*** Text under study Section Begins ***

# Long haired German Shepherds?



## morgan&thor (May 22, 2013)

Ill be bringing home my first German Shepherd in a few weeks and ive done alot of reading about them and ive seen some pictures of long haired German Shepherds. I was just curious if the parents or one of the parents have to be long haired for the puppies to turn out that way. I went to my breeder and I got to see and meet the parents, both were short haired. So can some of the puppies get the long hair or not?


----------



## onyx'girl (May 18, 2007)

Neither parent has to be a coatie to produce a coat. They carry a gene for it and the longer coat pops up now and then. 
My males litter had one coated pup, both parents were stock short coats.


----------



## Cassidy's Mom (Mar 30, 2003)

I've had three longcoats, and all of them were out of regular stock coated parents. It's a recessive gene, and both parents need to carry it for any of the pups to be coaties. Dena was one of 2 in her litter, Keefer I think was the only one in his, and Halo was one of 2 in her litter too, the rest of the pups were all stock coats.


----------



## Nigel (Jul 10, 2012)

Neither of Rangers parents were coaties, but he is.


----------



## arycrest (Feb 28, 2006)

I've had three longhaired WGSDs and as far as I know, none of them had parents who were longhairs (as Debbie said, the sire and dam just have to carry the longhair gene ... well in my case they had to carry the white gene too).


----------



## Fade2Black (Apr 30, 2012)

My 5 month old GSD puppy Havoc is a long-coat male. Neither of his parents Juneau/Quinella V Bullinger were long coats. In Havoc's litter 3 males were long coats. Forget how many total puppies Tracy said there were in the litter. I never had a long coat GSD. This is my 1st..... 

(edit) Tracy had said there are varying lengths of long coat shepherds. The pic with the stick is almost age 5 months. Most of Havoc's long coat looks to be around his head-ears....

** photos removed by ADMIN. Photos may be no larger than 800X600**


----------



## MichaelE (Dec 15, 2012)

Lisl's parents were both coaties. She is my first long coat GSD. Had I known about them years ago I would have had one sooner.

It's considered a fault by conformation standards but I love the way they look.


----------



## morgan&thor (May 22, 2013)

*** Text under study Section Ends ***

* **To do**: Carry on the forum thread about long-haired German Shepherds from the point where it stops. The listing after this point comes from a separate source.

*** Source material Section Begins ***

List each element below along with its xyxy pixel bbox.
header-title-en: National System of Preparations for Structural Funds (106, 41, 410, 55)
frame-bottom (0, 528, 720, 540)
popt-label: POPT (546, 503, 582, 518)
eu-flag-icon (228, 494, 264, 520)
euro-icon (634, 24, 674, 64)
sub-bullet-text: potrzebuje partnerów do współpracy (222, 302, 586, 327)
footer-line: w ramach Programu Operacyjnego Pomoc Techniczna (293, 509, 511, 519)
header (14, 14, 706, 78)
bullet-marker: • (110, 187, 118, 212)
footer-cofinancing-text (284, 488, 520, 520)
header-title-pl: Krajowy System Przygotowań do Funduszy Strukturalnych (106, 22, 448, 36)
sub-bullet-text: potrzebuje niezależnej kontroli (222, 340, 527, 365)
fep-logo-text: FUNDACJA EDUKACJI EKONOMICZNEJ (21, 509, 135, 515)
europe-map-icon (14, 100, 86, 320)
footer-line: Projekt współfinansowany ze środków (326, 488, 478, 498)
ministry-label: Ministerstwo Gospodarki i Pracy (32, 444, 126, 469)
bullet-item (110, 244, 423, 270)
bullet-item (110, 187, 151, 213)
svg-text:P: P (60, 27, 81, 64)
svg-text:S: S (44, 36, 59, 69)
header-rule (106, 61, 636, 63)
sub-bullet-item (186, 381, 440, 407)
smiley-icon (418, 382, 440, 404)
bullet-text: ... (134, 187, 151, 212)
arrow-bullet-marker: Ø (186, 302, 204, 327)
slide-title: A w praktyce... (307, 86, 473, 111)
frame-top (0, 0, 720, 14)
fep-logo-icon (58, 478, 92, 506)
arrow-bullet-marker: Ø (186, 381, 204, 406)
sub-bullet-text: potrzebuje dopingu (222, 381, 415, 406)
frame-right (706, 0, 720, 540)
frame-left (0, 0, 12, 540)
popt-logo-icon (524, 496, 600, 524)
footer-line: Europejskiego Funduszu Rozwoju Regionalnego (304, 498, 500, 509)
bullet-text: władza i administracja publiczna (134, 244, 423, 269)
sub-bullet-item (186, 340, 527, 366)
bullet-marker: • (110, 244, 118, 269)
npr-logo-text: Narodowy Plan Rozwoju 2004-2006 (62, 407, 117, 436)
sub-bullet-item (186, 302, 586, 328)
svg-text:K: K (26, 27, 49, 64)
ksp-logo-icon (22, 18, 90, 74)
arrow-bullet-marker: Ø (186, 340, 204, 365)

*** Source material Section Ends ***

* **Expected answer**:
Fade2Black said:


> My 5 month old GSD puppy Havoc is a long-coat male. Neither of his parents Juneau/Quinella V Bullinger were long coats. In Havoc's litter 3 males were long coats. Forget how many total puppies Tracy said there were in the litter. I never had a long coat GSD. This is my 1st.....
> 
> (edit) Tracy had said there are varying lengths of long coat shepherds. The pic with the stick is almost age 5 months. Most of Havoc's long coat looks to be around his head-ears....


 
He is adorable!! Thats exactly what I want mine to look like!


----------



## Carriesue (Aug 13, 2012)

Fade2Black said:


> My 5 month old GSD puppy Havoc is a long-coat male. Neither of his parents Juneau/Quinella V Bullinger were long coats. In Havoc's litter 3 males were long coats. Forget how many total puppies Tracy said there were in the litter. I never had a long coat GSD. This is my 1st.....
> 
> (edit) Tracy had said there are varying lengths of long coat shepherds. The pic with the stick is almost age 5 months. Most of Havoc's long coat looks to be around his head-ears....
> 
> **oversized photos removed by ADMIN**


His fur will get longer.  Here is a pic of my pup and the drastic coat change... Top picture is 5 months old and bottom picture is current 9 months old. The full adult coat takes awhile to come in. Also he was from normal stock coat parents as well and I think he was the only long coat in his litter.


Untitled (2013-05-21 01:55:45) by Carriesue82, on Flickr

5-6 months old

Olliebee by Carriesue82, on Flickr

8 months old

Untitled (2013-05-10 21:34:21) by Carriesue82, on Flickr


----------



## Fade2Black (Apr 30, 2012)

morgan&thor said:


> He is adorable!! Thats exactly what I want mine to look like!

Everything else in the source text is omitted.